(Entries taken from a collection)
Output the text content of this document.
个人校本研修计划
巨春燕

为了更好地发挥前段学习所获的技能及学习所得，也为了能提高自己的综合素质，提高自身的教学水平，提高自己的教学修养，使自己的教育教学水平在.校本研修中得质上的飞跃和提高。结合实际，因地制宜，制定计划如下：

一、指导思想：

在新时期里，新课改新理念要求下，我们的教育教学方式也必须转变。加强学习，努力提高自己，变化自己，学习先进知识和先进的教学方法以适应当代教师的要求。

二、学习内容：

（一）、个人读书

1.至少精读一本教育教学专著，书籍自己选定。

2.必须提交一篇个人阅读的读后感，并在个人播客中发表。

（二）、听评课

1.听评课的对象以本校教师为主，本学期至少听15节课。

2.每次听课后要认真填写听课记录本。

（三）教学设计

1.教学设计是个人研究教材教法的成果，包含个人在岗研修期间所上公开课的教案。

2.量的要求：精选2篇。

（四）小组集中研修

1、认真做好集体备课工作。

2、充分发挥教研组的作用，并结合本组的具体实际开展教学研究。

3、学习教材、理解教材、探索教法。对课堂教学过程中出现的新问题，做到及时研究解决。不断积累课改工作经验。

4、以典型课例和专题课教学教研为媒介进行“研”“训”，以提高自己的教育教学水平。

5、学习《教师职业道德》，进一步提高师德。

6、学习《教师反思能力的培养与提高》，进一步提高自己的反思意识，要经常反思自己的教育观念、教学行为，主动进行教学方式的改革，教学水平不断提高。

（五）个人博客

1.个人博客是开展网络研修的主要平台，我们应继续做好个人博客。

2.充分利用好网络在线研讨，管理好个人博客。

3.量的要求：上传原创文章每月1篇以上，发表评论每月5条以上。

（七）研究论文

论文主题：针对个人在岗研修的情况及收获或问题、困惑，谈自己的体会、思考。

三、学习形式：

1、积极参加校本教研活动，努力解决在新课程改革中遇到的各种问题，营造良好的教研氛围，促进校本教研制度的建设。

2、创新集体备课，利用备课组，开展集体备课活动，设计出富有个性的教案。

◆ **EXERCISE OBJECTIVE**: Each line of the listing above should be output exactly.

◆ **ANSWER TO THIS EXERCISE**:
Output the text content of this document.
个人校本研修计划
巨春燕

为了更好地发挥前段学习所获的技能及学习所得，也为了能提高自己的综合素质，提高自身的教学水平，提高自己的教学修养，使自己的教育教学水平在.校本研修中得质上的飞跃和提高。结合实际，因地制宜，制定计划如下：

一、指导思想：

在新时期里，新课改新理念要求下，我们的教育教学方式也必须转变。加强学习，努力提高自己，变化自己，学习先进知识和先进的教学方法以适应当代教师的要求。

二、学习内容：

（一）、个人读书

1.至少精读一本教育教学专著，书籍自己选定。

2.必须提交一篇个人阅读的读后感，并在个人播客中发表。

（二）、听评课

1.听评课的对象以本校教师为主，本学期至少听15节课。

2.每次听课后要认真填写听课记录本。

（三）教学设计

1.教学设计是个人研究教材教法的成果，包含个人在岗研修期间所上公开课的教案。

2.量的要求：精选2篇。

（四）小组集中研修

1、认真做好集体备课工作。

2、充分发挥教研组的作用，并结合本组的具体实际开展教学研究。

3、学习教材、理解教材、探索教法。对课堂教学过程中出现的新问题，做到及时研究解决。不断积累课改工作经验。

4、以典型课例和专题课教学教研为媒介进行“研”“训”，以提高自己的教育教学水平。

5、学习《教师职业道德》，进一步提高师德。

6、学习《教师反思能力的培养与提高》，进一步提高自己的反思意识，要经常反思自己的教育观念、教学行为，主动进行教学方式的改革，教学水平不断提高。

（五）个人博客

1.个人博客是开展网络研修的主要平台，我们应继续做好个人博客。

2.充分利用好网络在线研讨，管理好个人博客。

3.量的要求：上传原创文章每月1篇以上，发表评论每月5条以上。

（七）研究论文

论文主题：针对个人在岗研修的情况及收获或问题、困惑，谈自己的体会、思考。

三、学习形式：

1、积极参加校本教研活动，努力解决在新课程改革中遇到的各种问题，营造良好的教研氛围，促进校本教研制度的建设。

2、创新集体备课，利用备课组，开展集体备课活动，设计出富有个性的教案。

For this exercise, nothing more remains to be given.